Do this.
Write out, character for character, the line containing "Transcribe this image's" and all lines after it up to the end of the listing.

++++++++++++++++++++

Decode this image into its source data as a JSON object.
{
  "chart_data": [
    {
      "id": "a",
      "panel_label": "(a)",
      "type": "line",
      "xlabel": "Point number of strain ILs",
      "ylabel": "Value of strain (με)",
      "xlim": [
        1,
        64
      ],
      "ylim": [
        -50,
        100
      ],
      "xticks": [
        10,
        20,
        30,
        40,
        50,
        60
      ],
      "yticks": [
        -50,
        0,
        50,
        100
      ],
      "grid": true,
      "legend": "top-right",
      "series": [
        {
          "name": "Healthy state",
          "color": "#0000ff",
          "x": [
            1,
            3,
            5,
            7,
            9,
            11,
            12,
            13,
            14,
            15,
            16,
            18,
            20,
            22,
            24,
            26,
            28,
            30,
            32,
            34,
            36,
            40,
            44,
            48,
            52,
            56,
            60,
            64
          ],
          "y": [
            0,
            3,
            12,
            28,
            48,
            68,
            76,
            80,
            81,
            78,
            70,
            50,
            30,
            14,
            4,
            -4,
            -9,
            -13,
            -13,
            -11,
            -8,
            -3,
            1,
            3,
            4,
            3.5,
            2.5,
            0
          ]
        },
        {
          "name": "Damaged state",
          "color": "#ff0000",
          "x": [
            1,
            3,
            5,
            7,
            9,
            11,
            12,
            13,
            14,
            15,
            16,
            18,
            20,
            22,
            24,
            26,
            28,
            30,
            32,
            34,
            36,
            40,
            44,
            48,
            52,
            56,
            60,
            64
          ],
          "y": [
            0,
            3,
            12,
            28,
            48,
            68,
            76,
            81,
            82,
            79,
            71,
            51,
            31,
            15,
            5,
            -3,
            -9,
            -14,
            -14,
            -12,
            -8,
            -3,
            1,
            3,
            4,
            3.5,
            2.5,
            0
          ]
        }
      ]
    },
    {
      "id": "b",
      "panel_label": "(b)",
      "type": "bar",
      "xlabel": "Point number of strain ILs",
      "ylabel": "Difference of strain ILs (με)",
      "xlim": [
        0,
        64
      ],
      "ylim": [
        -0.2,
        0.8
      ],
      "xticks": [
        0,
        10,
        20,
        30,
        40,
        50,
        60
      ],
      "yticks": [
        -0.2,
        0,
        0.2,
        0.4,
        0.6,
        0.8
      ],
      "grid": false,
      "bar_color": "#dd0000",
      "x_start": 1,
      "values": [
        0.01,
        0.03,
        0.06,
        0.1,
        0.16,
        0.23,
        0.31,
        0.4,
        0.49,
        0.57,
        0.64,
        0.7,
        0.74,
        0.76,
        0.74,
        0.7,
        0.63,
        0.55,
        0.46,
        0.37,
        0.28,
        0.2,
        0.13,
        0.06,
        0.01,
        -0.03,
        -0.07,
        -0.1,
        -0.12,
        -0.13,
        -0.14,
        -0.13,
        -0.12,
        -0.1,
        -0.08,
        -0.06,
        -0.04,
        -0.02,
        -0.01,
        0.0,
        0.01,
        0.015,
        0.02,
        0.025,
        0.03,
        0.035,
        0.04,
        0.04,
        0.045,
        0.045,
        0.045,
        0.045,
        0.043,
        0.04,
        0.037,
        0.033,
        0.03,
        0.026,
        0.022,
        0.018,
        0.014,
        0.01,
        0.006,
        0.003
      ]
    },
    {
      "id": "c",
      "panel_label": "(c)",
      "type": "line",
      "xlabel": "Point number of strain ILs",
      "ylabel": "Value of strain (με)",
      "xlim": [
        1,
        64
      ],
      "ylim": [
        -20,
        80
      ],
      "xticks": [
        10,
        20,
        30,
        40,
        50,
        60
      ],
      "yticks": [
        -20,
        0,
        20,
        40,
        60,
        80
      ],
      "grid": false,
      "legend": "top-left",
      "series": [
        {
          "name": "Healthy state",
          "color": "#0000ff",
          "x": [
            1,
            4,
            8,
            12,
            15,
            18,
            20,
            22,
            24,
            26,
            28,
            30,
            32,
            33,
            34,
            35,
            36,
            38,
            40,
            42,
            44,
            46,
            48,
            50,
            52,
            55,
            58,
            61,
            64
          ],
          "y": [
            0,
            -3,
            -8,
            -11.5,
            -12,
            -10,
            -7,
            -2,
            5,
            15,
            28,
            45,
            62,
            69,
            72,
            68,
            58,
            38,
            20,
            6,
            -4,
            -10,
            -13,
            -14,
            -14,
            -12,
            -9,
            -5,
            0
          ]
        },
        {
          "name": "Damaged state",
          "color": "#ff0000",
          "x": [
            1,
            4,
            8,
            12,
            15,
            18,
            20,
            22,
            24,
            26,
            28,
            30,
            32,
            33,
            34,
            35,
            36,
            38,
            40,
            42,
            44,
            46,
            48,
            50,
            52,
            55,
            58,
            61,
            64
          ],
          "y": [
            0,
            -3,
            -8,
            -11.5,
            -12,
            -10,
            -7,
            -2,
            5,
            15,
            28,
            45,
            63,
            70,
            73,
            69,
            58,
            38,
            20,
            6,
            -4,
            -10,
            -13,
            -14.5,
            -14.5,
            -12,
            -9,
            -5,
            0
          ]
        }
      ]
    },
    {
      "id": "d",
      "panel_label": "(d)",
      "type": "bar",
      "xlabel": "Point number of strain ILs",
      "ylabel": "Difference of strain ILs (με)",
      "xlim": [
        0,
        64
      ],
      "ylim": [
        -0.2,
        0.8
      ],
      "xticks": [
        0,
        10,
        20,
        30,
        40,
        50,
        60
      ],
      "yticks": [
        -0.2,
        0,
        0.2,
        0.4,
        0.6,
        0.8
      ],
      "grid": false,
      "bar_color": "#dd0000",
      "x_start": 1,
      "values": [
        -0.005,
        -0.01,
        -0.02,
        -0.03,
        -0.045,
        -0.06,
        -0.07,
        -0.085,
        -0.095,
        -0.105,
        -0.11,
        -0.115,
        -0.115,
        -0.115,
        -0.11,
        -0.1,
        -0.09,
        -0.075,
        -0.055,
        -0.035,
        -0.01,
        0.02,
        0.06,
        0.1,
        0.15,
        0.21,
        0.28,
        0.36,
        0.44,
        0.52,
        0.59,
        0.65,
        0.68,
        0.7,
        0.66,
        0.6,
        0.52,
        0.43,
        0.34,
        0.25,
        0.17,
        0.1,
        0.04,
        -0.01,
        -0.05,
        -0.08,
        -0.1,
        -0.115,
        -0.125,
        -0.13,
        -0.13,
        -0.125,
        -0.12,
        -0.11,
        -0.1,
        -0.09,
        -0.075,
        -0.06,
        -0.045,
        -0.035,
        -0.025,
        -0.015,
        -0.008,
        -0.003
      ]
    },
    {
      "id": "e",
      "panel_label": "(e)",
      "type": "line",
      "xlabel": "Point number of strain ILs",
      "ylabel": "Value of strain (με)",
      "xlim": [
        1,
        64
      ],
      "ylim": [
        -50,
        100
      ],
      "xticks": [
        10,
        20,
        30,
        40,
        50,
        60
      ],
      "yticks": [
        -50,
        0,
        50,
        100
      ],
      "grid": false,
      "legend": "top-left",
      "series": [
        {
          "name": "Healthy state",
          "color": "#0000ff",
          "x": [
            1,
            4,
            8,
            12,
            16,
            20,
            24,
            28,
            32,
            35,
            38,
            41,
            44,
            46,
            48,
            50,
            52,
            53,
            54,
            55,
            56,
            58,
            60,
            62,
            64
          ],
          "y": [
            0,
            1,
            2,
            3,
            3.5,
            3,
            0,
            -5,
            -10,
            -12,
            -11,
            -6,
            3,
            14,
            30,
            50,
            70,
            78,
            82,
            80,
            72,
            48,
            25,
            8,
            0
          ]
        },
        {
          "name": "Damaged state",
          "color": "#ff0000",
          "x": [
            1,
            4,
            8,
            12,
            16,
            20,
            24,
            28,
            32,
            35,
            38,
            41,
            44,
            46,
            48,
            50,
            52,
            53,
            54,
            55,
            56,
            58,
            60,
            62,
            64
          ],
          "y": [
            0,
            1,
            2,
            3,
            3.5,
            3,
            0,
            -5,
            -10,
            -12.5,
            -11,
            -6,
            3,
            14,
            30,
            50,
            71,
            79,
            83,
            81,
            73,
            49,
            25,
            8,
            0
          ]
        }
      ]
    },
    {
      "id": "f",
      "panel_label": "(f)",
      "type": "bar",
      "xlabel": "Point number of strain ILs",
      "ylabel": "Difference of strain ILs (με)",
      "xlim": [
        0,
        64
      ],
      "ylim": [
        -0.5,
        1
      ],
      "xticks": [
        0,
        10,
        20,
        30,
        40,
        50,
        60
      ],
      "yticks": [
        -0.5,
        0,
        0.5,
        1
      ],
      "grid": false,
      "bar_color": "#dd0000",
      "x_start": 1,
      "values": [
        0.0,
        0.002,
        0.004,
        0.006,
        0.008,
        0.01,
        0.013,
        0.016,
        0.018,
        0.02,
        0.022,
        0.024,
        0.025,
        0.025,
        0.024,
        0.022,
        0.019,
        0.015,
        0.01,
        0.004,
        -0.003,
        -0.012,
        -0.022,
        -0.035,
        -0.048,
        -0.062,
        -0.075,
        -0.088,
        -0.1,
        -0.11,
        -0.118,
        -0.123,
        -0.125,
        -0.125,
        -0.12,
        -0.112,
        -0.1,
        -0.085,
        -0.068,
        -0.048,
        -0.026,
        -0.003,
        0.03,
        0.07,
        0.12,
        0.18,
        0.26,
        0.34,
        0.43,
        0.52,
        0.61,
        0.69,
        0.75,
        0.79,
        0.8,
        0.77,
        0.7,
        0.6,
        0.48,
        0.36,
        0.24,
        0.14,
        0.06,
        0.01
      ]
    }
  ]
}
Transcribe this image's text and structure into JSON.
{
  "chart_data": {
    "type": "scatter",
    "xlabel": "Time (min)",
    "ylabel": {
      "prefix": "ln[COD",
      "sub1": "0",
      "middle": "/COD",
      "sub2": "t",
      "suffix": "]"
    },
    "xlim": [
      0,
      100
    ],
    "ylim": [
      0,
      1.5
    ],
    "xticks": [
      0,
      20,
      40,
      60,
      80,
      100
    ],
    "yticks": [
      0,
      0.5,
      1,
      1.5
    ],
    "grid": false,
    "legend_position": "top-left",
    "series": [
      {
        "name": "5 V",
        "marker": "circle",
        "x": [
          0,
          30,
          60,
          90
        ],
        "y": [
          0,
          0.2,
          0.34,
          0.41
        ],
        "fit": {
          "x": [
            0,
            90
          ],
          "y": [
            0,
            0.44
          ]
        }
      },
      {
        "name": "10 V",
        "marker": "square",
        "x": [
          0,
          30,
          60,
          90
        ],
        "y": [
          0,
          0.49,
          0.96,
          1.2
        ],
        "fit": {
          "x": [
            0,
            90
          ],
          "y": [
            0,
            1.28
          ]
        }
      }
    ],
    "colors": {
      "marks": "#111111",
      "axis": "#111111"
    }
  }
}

++++++++++++++++++++

Reply to the exercise.
Transcribe this image's text and structure into JSON.
{
  "chart_data": {
    "type": "scatter",
    "xlabel": "Time (min)",
    "ylabel": {
      "prefix": "ln[COD",
      "sub1": "0",
      "middle": "/COD",
      "sub2": "t",
      "suffix": "]"
    },
    "xlim": [
      0,
      100
    ],
    "ylim": [
      0,
      1.5
    ],
    "xticks": [
      0,
      20,
      40,
      60,
      80,
      100
    ],
    "yticks": [
      0,
      0.5,
      1,
      1.5
    ],
    "grid": false,
    "legend_position": "top-left",
    "series": [
      {
        "name": "5 V",
        "marker": "circle",
        "x": [
          0,
          30,
          60,
          90
        ],
        "y": [
          0,
          0.2,
          0.34,
          0.41
        ],
        "fit": {
          "x": [
            0,
            90
          ],
          "y": [
            0,
            0.44
          ]
        }
      },
      {
        "name": "10 V",
        "marker": "square",
        "x": [
          0,
          30,
          60,
          90
        ],
        "y": [
          0,
          0.49,
          0.96,
          1.2
        ],
        "fit": {
          "x": [
            0,
            90
          ],
          "y": [
            0,
            1.28
          ]
        }
      }
    ],
    "colors": {
      "marks": "#111111",
      "axis": "#111111"
    }
  }
}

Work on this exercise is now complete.